**What you will do:**
• 1. According to the passage on retirement drawdown, how many years of income in "minimal risk assets" could be needed where markets were poor for an extended period?
• 2. Put the entries into a JSON list of strings, one per line and with blank lines left out. Start at the first line of the entries and stop after the line containing "chart-note: Data from".

**Supplied passage:**
------------------------
Far too risky to leave it till you actually start drawdown.3 -
Different providers will take instruction from you to pay you from a cash fund - if you keep one. Or to smear sales across all fund holdings in proportion, or to take from the largest first. A range of choices
Aware of this you can pick a provider that does it the way you want by configuring your account or just because it's their default method. Safer generally to be on the default and not some kind of per request exception requiring them to read the notes properly - as this is likely to lead to disappointment and irritation (ask me how I know).
Whether to hold any cash and control timing of sales to replenish it vs just sell every month/quarter from the chosen invested asset allocation is a decision only you can make.
But consider Sequence Risk - In the event of a (normal) equity correction - say for example to the 50% level early in retirement - the "fully invested" version will deplete capital units at twice the intended rate selling for income until it starts to climb back. i.e. very bad sequence can hurt a lot. More so if early. And if forced sales are made.
It is easy to say "I won't do that then". But rather less easy for the essential income portion to keep going - housing, tax, energy, food etc.
Even if the long term asset class average return is regained (much later) for your mix. Because you *don't have the units* having sold them twice as fast as planned in earlier years for income - you are now suffering reduced outcomes into late retirement. Bad path. Not median path. And locked into it. The late recovery happens. But you enjoy less of it. Unlucky deaccumulation cohort (for your chosen access method). Somebody has to be the limiting case which defines MSWR "failure" in backtesting.
The money made by people buying units on the cheap in accumulation during a dip is funded by people selling units on the cheap in the same dip in deaccumulation - you can think about it as a wealth transfer from you to them. A selfless act by baby boomers for the millennials. ;->
Full protection against this nasty arithmetic is not feasible. There are examples of markets which were poor for an extended period and so 7-10 years income in "minimal risk assets" could be needed. Which is unachievable for most alongside planning a decent income from a mix of capital and returns.
------------------------
**Available records:**
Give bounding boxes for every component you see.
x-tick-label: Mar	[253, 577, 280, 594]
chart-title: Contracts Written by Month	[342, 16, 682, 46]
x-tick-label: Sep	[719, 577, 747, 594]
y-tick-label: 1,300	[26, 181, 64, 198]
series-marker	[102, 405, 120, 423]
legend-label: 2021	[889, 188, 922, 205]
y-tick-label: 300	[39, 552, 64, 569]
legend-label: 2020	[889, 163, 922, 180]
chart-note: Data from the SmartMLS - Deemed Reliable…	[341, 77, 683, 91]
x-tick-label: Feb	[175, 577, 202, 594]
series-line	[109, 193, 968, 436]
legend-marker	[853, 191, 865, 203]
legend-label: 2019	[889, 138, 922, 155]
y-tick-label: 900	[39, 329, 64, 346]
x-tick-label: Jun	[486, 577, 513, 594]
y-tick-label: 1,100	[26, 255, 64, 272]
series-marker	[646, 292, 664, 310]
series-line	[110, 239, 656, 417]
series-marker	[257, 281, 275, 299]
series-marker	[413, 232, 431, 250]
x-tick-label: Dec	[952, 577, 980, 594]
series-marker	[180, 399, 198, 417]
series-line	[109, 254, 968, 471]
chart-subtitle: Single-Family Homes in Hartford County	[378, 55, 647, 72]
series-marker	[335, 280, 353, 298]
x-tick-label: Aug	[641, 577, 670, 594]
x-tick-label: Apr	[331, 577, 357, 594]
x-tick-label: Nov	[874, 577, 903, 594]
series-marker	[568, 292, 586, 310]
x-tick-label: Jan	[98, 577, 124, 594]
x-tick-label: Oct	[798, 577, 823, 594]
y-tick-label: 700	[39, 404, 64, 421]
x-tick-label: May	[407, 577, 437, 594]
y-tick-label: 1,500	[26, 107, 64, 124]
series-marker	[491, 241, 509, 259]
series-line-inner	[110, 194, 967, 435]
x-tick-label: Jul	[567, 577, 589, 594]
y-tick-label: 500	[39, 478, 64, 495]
------------------------
**Results of the tasks:**
• 1. 7-10 years.

• 2.
[
  "Give bounding boxes for every component you see.",
  "x-tick-label: Mar\t[253, 577, 280, 594]",
  "chart-title: Contracts Written by Month\t[342, 16, 682, 46]",
  "x-tick-label: Sep\t[719, 577, 747, 594]",
  "y-tick-label: 1,300\t[26, 181, 64, 198]",
  "series-marker\t[102, 405, 120, 423]",
  "legend-label: 2021\t[889, 188, 922, 205]",
  "y-tick-label: 300\t[39, 552, 64, 569]",
  "legend-label: 2020\t[889, 163, 922, 180]",
  "chart-note: Data from the SmartMLS - Deemed Reliable…\t[341, 77, 683, 91]"
]